Stated goal:
For each line below that includes the word "standing", make a copy.

Supplied material:
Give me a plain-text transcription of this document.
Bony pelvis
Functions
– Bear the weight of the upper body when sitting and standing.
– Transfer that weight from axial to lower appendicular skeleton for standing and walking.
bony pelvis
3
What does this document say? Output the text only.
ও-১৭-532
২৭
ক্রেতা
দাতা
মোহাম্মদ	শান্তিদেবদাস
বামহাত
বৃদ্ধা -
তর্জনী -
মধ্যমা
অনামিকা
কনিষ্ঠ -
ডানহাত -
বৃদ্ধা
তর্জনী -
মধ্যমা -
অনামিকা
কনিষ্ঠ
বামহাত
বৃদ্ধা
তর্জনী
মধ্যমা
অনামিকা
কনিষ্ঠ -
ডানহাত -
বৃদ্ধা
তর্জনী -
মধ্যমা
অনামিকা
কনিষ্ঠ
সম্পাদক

Task output:
– Bear the weight of the upper body when sitting and standing.
– Transfer that weight from axial to lower appendicular skeleton for standing and walking.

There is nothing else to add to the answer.